= Brief =
Of the lines below, count those containing the word "years". Reply with the number alone.

Collected data entries
□ □ □ □

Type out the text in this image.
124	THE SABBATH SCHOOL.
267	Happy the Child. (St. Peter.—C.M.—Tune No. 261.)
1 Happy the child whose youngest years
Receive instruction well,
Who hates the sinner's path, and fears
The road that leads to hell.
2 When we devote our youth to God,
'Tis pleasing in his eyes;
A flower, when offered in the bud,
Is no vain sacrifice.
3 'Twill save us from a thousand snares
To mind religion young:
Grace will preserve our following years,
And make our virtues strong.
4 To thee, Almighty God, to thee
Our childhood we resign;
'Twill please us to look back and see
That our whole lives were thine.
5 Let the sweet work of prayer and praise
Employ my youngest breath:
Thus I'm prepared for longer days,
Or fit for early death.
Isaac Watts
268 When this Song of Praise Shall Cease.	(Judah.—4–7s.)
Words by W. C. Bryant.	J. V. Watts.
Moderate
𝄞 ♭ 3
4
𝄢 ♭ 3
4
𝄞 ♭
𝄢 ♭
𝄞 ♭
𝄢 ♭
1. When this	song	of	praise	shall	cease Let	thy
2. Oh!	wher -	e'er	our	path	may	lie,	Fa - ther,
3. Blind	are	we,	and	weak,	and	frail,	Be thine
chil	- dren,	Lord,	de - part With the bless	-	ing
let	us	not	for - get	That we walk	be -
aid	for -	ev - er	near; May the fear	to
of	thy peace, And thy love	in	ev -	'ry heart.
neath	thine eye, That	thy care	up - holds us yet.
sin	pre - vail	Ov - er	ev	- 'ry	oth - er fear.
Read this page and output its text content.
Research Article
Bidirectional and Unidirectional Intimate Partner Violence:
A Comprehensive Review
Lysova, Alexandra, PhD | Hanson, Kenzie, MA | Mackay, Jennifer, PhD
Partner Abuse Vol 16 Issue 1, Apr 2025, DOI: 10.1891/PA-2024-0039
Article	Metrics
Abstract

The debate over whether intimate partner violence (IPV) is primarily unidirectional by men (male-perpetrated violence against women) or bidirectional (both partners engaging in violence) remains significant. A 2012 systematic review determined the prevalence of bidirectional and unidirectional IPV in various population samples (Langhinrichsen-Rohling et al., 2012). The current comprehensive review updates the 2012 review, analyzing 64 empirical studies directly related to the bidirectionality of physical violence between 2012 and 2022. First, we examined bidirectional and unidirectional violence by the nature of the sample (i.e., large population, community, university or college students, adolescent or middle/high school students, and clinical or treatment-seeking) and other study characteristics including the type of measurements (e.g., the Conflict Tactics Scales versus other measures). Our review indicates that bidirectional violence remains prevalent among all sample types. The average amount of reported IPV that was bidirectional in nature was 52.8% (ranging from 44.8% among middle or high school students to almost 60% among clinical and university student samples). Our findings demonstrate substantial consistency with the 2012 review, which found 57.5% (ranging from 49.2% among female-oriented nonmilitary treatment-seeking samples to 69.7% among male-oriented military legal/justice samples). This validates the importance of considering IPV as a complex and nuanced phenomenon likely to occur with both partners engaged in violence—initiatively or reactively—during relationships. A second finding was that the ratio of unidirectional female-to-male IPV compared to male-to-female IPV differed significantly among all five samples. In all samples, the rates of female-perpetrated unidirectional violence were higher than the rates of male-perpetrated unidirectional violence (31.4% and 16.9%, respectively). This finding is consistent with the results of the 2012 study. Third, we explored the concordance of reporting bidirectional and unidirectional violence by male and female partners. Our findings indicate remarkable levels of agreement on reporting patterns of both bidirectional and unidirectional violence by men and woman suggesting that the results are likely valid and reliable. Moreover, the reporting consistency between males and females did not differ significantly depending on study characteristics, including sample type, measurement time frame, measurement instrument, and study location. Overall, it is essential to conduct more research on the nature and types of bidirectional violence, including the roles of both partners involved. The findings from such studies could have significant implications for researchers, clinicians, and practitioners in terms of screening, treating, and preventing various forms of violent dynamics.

□ □ □ □

= The answer =
2